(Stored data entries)
================

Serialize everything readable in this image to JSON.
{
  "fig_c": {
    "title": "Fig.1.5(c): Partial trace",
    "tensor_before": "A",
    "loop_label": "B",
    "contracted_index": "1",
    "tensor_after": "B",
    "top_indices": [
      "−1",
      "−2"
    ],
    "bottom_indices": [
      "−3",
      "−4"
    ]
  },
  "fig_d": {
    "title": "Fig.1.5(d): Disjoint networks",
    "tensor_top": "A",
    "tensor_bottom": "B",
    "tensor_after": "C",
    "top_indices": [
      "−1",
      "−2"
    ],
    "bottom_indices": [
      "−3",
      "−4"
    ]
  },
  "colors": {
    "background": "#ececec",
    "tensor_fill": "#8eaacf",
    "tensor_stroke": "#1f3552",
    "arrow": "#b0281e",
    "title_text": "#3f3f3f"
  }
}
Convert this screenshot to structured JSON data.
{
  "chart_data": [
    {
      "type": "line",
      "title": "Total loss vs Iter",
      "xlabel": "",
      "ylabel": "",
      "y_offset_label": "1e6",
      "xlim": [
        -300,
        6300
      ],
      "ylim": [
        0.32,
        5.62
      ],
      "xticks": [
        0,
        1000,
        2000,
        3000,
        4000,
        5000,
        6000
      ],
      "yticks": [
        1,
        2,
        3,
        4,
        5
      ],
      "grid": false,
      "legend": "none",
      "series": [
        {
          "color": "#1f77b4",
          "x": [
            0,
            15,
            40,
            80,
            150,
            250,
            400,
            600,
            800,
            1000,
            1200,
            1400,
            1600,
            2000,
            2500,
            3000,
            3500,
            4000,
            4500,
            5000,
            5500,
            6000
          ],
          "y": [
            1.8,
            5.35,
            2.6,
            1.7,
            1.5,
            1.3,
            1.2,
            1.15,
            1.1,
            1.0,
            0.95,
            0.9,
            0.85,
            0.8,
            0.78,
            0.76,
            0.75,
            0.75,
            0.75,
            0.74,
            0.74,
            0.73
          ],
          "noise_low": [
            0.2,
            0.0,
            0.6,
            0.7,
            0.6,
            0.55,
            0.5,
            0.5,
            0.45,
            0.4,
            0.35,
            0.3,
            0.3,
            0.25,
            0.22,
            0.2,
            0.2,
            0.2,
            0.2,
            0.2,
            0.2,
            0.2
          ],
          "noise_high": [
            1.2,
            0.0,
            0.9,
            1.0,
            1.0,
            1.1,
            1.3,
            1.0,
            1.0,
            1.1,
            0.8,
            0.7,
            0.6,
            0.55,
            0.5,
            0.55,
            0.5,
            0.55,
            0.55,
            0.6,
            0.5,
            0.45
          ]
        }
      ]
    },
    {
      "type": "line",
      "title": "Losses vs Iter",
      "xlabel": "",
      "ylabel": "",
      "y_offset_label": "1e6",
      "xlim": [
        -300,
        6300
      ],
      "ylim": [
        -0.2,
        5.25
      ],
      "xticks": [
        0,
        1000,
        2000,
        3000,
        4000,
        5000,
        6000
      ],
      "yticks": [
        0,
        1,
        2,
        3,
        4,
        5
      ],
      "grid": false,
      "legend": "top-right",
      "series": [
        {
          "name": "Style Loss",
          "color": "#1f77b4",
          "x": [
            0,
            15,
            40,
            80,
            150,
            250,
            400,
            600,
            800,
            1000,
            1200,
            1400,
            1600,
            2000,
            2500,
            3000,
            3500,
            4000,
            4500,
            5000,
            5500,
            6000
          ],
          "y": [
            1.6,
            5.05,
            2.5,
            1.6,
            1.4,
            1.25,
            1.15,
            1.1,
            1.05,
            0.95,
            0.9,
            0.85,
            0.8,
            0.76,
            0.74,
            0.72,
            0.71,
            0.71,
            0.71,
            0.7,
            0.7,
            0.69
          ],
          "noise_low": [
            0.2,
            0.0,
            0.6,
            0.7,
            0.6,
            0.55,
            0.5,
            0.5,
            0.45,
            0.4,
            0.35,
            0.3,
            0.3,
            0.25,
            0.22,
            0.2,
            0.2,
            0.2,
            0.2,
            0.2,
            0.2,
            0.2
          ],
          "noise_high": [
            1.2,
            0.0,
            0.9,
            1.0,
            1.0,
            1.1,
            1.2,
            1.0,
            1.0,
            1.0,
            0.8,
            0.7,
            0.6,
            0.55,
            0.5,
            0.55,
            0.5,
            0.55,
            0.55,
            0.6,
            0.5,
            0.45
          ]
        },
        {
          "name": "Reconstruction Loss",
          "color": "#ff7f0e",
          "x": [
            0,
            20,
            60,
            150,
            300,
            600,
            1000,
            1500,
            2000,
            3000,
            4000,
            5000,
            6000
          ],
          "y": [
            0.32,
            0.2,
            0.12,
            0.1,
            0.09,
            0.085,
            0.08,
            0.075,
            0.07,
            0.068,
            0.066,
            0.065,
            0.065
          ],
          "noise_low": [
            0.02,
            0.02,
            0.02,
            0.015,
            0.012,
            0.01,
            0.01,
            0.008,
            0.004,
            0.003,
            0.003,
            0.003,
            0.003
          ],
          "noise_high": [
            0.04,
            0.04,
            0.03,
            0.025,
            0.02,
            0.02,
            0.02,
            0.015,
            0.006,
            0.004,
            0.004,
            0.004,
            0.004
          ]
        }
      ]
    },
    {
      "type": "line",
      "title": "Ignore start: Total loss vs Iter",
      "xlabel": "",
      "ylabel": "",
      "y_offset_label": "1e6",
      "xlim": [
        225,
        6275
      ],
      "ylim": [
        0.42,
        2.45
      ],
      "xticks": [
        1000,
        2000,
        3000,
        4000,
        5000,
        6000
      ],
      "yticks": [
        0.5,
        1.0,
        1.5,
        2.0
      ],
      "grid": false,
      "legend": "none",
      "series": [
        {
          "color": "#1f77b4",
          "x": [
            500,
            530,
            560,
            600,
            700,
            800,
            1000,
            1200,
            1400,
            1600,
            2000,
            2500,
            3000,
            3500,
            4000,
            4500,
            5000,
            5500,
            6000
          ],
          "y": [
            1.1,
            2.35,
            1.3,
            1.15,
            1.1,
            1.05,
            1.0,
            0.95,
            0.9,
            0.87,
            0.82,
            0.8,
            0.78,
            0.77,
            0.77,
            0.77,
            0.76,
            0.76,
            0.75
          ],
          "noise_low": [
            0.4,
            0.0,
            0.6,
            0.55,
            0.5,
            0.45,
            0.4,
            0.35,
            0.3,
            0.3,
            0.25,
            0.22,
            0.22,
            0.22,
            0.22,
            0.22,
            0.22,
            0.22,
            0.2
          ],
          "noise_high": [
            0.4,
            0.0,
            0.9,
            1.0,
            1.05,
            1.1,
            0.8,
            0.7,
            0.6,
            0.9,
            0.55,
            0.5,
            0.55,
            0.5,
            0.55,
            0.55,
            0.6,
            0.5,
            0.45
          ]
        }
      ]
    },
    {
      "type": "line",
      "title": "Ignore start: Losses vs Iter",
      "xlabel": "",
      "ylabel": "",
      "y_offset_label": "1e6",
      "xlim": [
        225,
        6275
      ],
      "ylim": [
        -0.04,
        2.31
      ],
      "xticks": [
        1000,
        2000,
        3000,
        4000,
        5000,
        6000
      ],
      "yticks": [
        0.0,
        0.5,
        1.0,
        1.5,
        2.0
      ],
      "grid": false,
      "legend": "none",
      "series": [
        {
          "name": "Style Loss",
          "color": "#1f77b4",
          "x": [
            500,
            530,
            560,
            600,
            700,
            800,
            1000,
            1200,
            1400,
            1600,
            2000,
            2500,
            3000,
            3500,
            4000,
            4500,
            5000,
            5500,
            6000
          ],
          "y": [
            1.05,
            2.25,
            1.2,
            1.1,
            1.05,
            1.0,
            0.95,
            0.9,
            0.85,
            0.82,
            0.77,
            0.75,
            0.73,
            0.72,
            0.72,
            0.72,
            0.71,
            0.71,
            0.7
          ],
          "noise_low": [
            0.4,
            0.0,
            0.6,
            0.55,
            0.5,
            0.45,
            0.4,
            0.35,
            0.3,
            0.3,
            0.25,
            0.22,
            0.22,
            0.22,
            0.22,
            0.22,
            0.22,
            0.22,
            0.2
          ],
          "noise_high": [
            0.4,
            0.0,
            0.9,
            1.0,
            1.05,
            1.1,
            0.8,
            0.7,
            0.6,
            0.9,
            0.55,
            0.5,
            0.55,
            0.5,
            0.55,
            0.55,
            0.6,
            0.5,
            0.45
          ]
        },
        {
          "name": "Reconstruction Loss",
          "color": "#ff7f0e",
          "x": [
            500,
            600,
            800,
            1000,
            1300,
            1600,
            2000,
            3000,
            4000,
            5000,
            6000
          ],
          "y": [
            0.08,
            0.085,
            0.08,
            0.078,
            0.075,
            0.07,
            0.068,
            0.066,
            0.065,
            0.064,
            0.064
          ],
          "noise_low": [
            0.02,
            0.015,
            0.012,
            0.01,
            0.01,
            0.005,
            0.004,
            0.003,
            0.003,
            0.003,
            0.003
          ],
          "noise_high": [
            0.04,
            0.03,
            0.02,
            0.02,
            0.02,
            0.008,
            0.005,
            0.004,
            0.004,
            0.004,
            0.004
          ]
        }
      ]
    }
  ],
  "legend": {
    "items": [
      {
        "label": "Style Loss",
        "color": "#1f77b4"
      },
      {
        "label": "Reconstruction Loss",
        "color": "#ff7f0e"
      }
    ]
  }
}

================

Identify the lines above with the word "JSON". Copy them.

Serialize everything readable in this image to JSON.
Convert this screenshot to structured JSON data.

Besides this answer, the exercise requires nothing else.